→ PROBLEM STATEMENT: Please show all lines of the records that include "into".

....

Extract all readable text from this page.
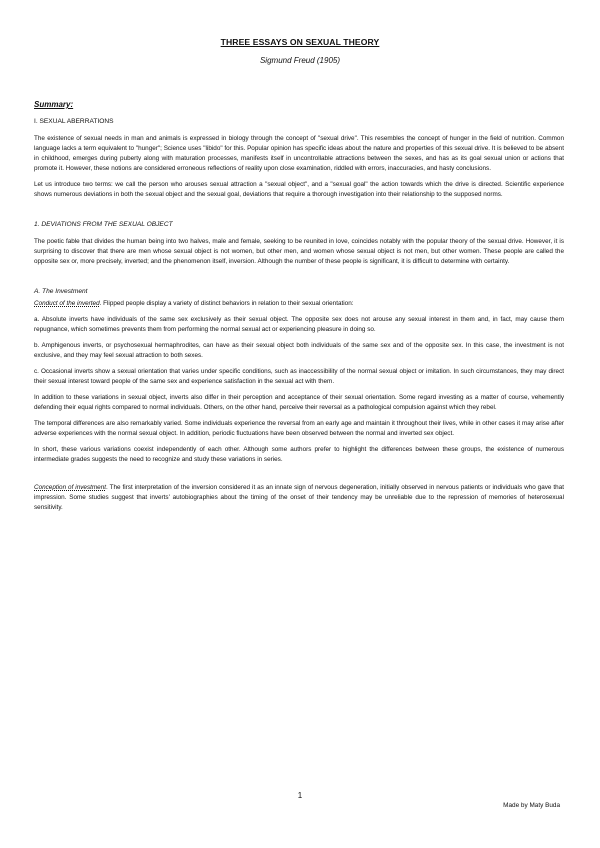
THREE ESSAYS ON SEXUAL THEORY
Sigmund Freud (1905)

Summary:

I. SEXUAL ABERRATIONS

The existence of sexual needs in man and animals is expressed in biology through the concept of "sexual drive". This resembles the concept of hunger in the field of nutrition. Common language lacks a term equivalent to "hunger"; Science uses "libido" for this. Popular opinion has specific ideas about the nature and properties of this sexual drive. It is believed to be absent in childhood, emerges during puberty along with maturation processes, manifests itself in uncontrollable attractions between the sexes, and has as its goal sexual union or actions that promote it. However, these notions are considered erroneous reflections of reality upon close examination, riddled with errors, inaccuracies, and hasty conclusions.

Let us introduce two terms: we call the person who arouses sexual attraction a "sexual object", and a "sexual goal" the action towards which the drive is directed. Scientific experience shows numerous deviations in both the sexual object and the sexual goal, deviations that require a thorough investigation into their relationship to the supposed norms.

1. DEVIATIONS FROM THE SEXUAL OBJECT

The poetic fable that divides the human being into two halves, male and female, seeking to be reunited in love, coincides notably with the popular theory of the sexual drive. However, it is surprising to discover that there are men whose sexual object is not women, but other men, and women whose sexual object is not men, but other women. These people are called the opposite sex or, more precisely, inverted; and the phenomenon itself, inversion. Although the number of these people is significant, it is difficult to determine with certainty.

A. The Investment

Conduct of the inverted. Flipped people display a variety of distinct behaviors in relation to their sexual orientation:

a. Absolute inverts have individuals of the same sex exclusively as their sexual object. The opposite sex does not arouse any sexual interest in them and, in fact, may cause them repugnance, which sometimes prevents them from performing the normal sexual act or experiencing pleasure in doing so.

b. Amphigenous inverts, or psychosexual hermaphrodites, can have as their sexual object both individuals of the same sex and of the opposite sex. In this case, the investment is not exclusive, and they may feel sexual attraction to both sexes.

c. Occasional inverts show a sexual orientation that varies under specific conditions, such as inaccessibility of the normal sexual object or imitation. In such circumstances, they may direct their sexual interest toward people of the same sex and experience satisfaction in the sexual act with them.

In addition to these variations in sexual object, inverts also differ in their perception and acceptance of their sexual orientation. Some regard investing as a matter of course, vehemently defending their equal rights compared to normal individuals. Others, on the other hand, perceive their reversal as a pathological compulsion against which they rebel.

The temporal differences are also remarkably varied. Some individuals experience the reversal from an early age and maintain it throughout their lives, while in other cases it may arise after adverse experiences with the normal sexual object. In addition, periodic fluctuations have been observed between the normal and inverted sex object.

In short, these various variations coexist independently of each other. Although some authors prefer to highlight the differences between these groups, the existence of numerous intermediate grades suggests the need to recognize and study these variations in series.

Conception of investment. The first interpretation of the inversion considered it as an innate sign of nervous degeneration, initially observed in nervous patients or individuals who gave that impression. Some studies suggest that inverts' autobiographies about the timing of the onset of their tendency may be unreliable due to the repression of memories of heterosexual sensitivity.

1
Made by Maty Buda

....

→ ANSWER BELOW:
Let us introduce two terms: we call the person who arouses sexual attraction a "sexual object", and a "sexual goal" the action towards which the drive is directed. Scientific experience shows numerous deviations in both the sexual object and the sexual goal, deviations that require a thorough investigation into their relationship to the supposed norms.
The poetic fable that divides the human being into two halves, male and female, seeking to be reunited in love, coincides notably with the popular theory of the sexual drive. However, it is surprising to discover that there are men whose sexual object is not women, but other men, and women whose sexual object is not men, but other women. These people are called the opposite sex or, more precisely, inverted; and the phenomenon itself, inversion. Although the number of these people is significant, it is difficult to determine with certainty.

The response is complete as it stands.